### EXERCISE GOAL
Which lines hold the word "this"? Show each of them.

— Begin DATASET CONTENT —

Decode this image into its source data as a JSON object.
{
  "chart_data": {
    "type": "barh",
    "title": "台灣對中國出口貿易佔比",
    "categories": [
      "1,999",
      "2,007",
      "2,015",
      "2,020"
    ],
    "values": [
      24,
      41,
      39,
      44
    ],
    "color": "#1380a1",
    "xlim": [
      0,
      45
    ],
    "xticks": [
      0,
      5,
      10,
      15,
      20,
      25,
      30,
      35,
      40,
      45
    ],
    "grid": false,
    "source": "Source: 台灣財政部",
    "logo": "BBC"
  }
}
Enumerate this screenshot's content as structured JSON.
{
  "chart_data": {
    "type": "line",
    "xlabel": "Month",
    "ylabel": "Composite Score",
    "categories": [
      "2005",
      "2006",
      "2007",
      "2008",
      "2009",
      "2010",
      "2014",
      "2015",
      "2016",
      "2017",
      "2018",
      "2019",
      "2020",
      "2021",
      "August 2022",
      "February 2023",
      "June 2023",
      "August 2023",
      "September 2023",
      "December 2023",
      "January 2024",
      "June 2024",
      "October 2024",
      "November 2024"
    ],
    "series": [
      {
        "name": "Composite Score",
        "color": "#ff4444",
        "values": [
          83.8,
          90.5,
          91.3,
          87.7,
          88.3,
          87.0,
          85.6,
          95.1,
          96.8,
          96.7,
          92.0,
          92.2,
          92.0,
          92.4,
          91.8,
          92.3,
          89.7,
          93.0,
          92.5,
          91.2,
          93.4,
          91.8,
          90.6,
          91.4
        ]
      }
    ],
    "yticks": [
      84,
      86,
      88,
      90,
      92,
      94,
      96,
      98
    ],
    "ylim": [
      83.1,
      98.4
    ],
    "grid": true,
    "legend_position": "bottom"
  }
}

— End DATASET CONTENT —

### EXPECTED ANSWER
Decode this image into its source data as a JSON object.
Enumerate this screenshot's content as structured JSON.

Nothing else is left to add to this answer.